Start of Dataset excerpts

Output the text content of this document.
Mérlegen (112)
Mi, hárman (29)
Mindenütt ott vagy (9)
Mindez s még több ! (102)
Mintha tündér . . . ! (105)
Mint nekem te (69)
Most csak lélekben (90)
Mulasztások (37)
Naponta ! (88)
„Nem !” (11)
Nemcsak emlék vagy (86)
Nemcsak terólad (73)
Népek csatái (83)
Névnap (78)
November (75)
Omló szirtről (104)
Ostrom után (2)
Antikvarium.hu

End of Dataset excerpts

▶ [Problem statement]: Gather up every line from the listing above in which the word "vagy" occurs.

▶ [Task response]:
Mindenütt ott vagy (9)
Nemcsak emlék vagy (86)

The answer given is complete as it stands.